++++ DATA FOR THE TASK ++++

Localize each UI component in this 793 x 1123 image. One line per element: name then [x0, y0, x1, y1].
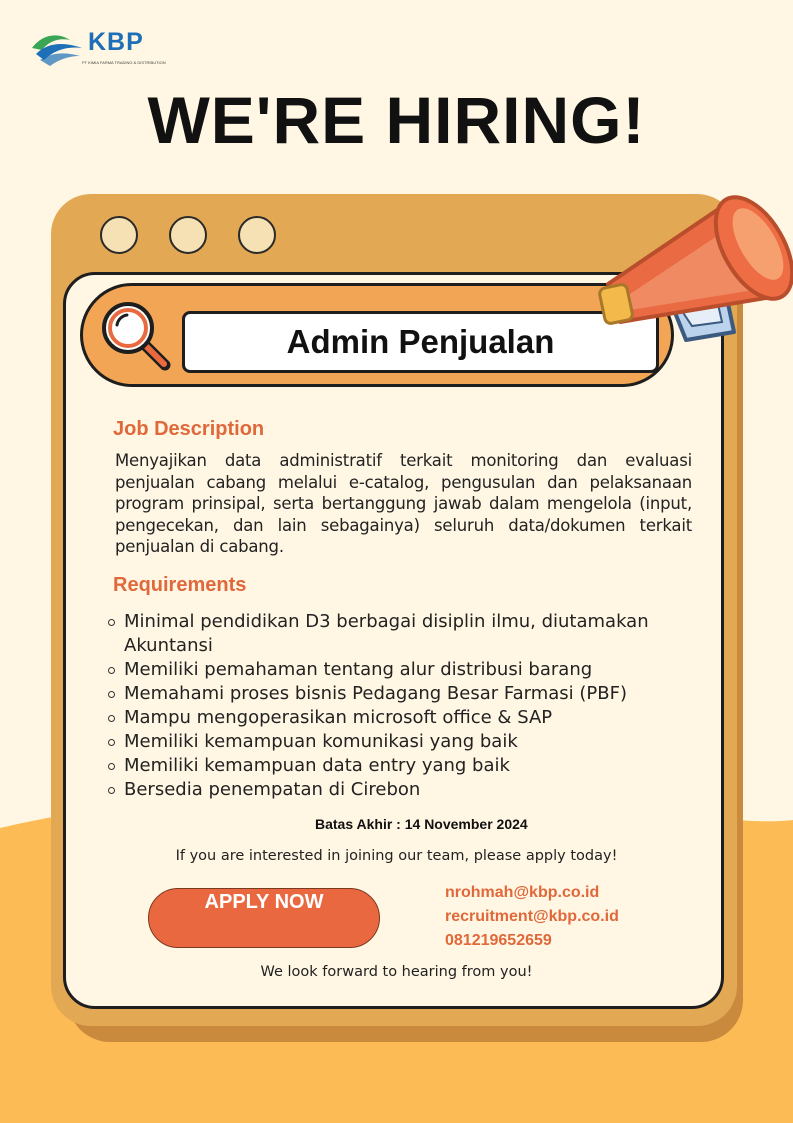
interest-text: If you are interested in joining our team, please apply today!: [175, 848, 618, 864]
position-title-box: [182, 311, 659, 373]
bullet-icon: [108, 619, 115, 626]
bullet-icon: [108, 763, 115, 770]
logo-subtitle: PT KIMIA FARMA TRADING & DISTRIBUTION: [82, 60, 166, 65]
bullet-icon: [108, 739, 115, 746]
requirements-title: Requirements: [113, 574, 247, 596]
apply-now-button[interactable]: APPLY NOW: [148, 888, 380, 948]
bullet-icon: [108, 715, 115, 722]
list-item: Memiliki kemampuan komunikasi yang baik: [108, 730, 698, 754]
requirements-list: [108, 610, 698, 802]
bullet-icon: [108, 787, 115, 794]
list-item: Memiliki kemampuan data entry yang baik: [108, 754, 698, 778]
kbp-logo-icon: [30, 28, 86, 68]
bullet-icon: [108, 691, 115, 698]
list-item: Mampu mengoperasikan microsoft office & SAP: [108, 706, 698, 730]
closing-text: We look forward to hearing from you!: [260, 964, 533, 980]
megaphone-icon: [598, 176, 793, 346]
contact-phone[interactable]: 081219652659: [445, 932, 552, 949]
bullet-icon: [108, 667, 115, 674]
logo-name: KBP: [88, 28, 144, 56]
search-icon: [95, 295, 175, 375]
job-description-title: Job Description: [113, 418, 265, 440]
job-description-text: Menyajikan data administratif terkait monitoring dan evaluasi penjualan cabang melalui e-catalog, pengusulan dan pelaksanaan program prinsipal, serta bertanggung jawab dalam mengelola (input, pengecekan, dan lain sebagainya) seluruh data/dokumen terkait penjualan di cabang.: [115, 451, 692, 556]
list-item: Memahami proses bisnis Pedagang Besar Farmasi (PBF): [108, 682, 698, 706]
list-item: Bersedia penempatan di Cirebon: [108, 778, 698, 802]
company-logo: [30, 28, 166, 70]
list-item: Minimal pendidikan D3 berbagai disiplin ilmu, diutamakan Akuntansi: [108, 610, 698, 658]
contact-email-1[interactable]: nrohmah@kbp.co.id: [445, 884, 600, 901]
window-dot-1: [100, 216, 138, 254]
headline: WE'RE HIRING!: [147, 83, 646, 157]
contact-email-2[interactable]: recruitment@kbp.co.id: [445, 908, 619, 925]
position-title: Admin Penjualan: [286, 323, 555, 360]
deadline-text: Batas Akhir : 14 November 2024: [315, 816, 528, 832]
list-item: Memiliki pemahaman tentang alur distribusi barang: [108, 658, 698, 682]
window-dot-2: [169, 216, 207, 254]
window-dot-3: [238, 216, 276, 254]
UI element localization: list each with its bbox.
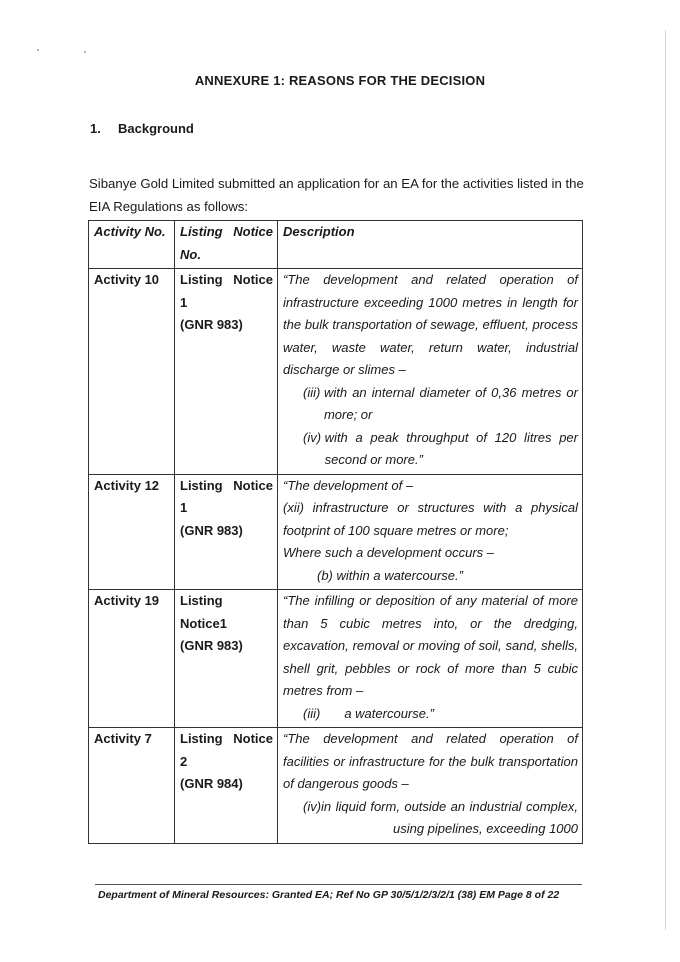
header-description: Description [278, 221, 583, 269]
item-text: in liquid form, outside an industrial complex, using pipelines, exceeding 1000 [321, 798, 578, 836]
item-label: (iii) [303, 705, 321, 721]
listing-notice: Listing Notice 1 [180, 477, 273, 515]
description-item [283, 703, 578, 726]
description-cell [278, 474, 583, 590]
gnr-number: (GNR 983) [180, 317, 243, 332]
description-cell [278, 728, 583, 844]
table-row [89, 474, 583, 590]
description-intro: “The development and related operation of facilities or infrastructure for the bulk transportation of dangerous goods – [283, 731, 578, 791]
activity-cell: Activity 12 [89, 474, 175, 590]
item-label: (iv) [303, 429, 322, 445]
description-item [283, 796, 578, 841]
item-text: a watercourse.” [344, 705, 434, 721]
activity-cell: Activity 19 [89, 590, 175, 728]
listing-cell [175, 269, 278, 475]
activities-table [88, 220, 583, 844]
scan-edge-line [665, 30, 666, 930]
section-title: Background [118, 121, 194, 136]
description-intro: “The infilling or deposition of any material of more than 5 cubic metres into, or the dredging, excavation, removal or moving of soil, sand, shells, shell grit, pebbles or rock of more than 5 cubic metres from – [283, 593, 578, 698]
item-label: (iv) [303, 798, 322, 814]
description-line: (xii) infrastructure or structures with a physical footprint of 100 square metres or more; [283, 500, 578, 538]
table-row [89, 728, 583, 844]
description-item [283, 427, 578, 472]
listing-notice: Listing Notice 1 [180, 272, 273, 310]
section-number: 1. [90, 121, 101, 136]
header-listing-word: Listing [180, 224, 223, 239]
description-intro: “The development and related operation of infrastructure exceeding 1000 metres in length for the bulk transportation of sewage, effluent, process water, waste water, return water, industrial discharge or slimes – [283, 272, 578, 377]
footer-rule [95, 884, 582, 885]
table-row [89, 269, 583, 475]
section-heading [90, 121, 194, 136]
gnr-number: (GNR 983) [180, 522, 243, 538]
header-listing [175, 221, 278, 269]
description-cell [278, 590, 583, 728]
table-row [89, 590, 583, 728]
header-activity: Activity No. [89, 221, 175, 269]
scan-speck [84, 51, 86, 53]
description-line: Where such a development occurs – [283, 545, 494, 560]
listing-cell [175, 728, 278, 844]
description-line: “The development of – [283, 477, 414, 493]
gnr-number: (GNR 983) [180, 638, 243, 653]
intro-paragraph: Sibanye Gold Limited submitted an application for an EA for the activities listed in the EIA Regulations as follows: [89, 176, 584, 214]
header-no-word: No. [180, 246, 201, 262]
item-label: (iii) [303, 384, 321, 400]
listing-cell [175, 474, 278, 590]
description-cell [278, 269, 583, 475]
activity-cell: Activity 7 [89, 728, 175, 844]
activity-cell: Activity 10 [89, 269, 175, 475]
page-footer: Department of Mineral Resources: Granted EA; Ref No GP 30/5/1/2/3/2/1 (38) EM Page 8 of 22 [98, 889, 560, 901]
scan-speck [37, 49, 39, 51]
listing-notice: Listing Notice 2 [180, 731, 273, 769]
page-title: ANNEXURE 1: REASONS FOR THE DECISION [194, 73, 486, 88]
item-text: with an internal diameter of 0,36 metres or more; or [323, 384, 578, 422]
table-header-row [89, 221, 583, 269]
header-notice-word: Notice [233, 224, 273, 239]
description-item [283, 382, 578, 427]
gnr-number: (GNR 984) [180, 776, 243, 791]
listing-cell [175, 590, 278, 728]
description-line: (b) within a watercourse.” [317, 567, 463, 583]
item-text: with a peak throughput of 120 litres per second or more.” [324, 429, 578, 467]
listing-notice: Listing Notice1 [180, 593, 227, 631]
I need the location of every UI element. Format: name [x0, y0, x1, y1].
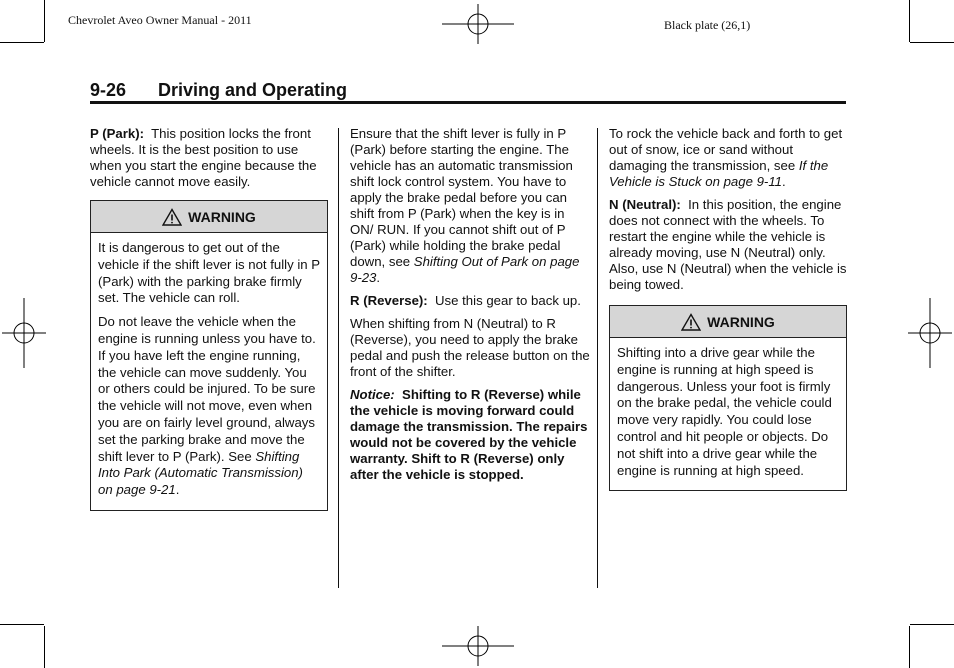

++++

__GOAL OF THE EXERCISE__
Render everything in the data from the line containing "interest-text: If you" down to the line containing "bullet-icon: [108, 691, 115, 698]", both included, as a Markdown table with a Row column numbering each line and a Line column holding its text. Omit blank lines.

__EXPECTED ANSWER__
| Row | Line |
|---|---|
| 1 | interest-text: If you are interested in joining our team, please apply today!: [175, 848, 618, 864] |
| 2 | position-title-box: [182, 311, 659, 373] |
| 3 | bullet-icon: [108, 619, 115, 626] |
| 4 | bullet-icon: [108, 763, 115, 770] |
| 5 | logo-subtitle: PT KIMIA FARMA TRADING & DISTRIBUTION: [82, 60, 166, 65] |
| 6 | bullet-icon: [108, 739, 115, 746] |
| 7 | requirements-title: Requirements: [113, 574, 247, 596] |
| 8 | apply-now-button[interactable]: APPLY NOW: [148, 888, 380, 948] |
| 9 | bullet-icon: [108, 715, 115, 722] |
| 10 | list-item: Memiliki kemampuan komunikasi yang baik: [108, 730, 698, 754] |
| 11 | requirements-list: [108, 610, 698, 802] |
| 12 | bullet-icon: [108, 787, 115, 794] |
| 13 | list-item: Memiliki kemampuan data entry yang baik: [108, 754, 698, 778] |
| 14 | kbp-logo-icon: [30, 28, 86, 68] |
| 15 | bullet-icon: [108, 691, 115, 698] |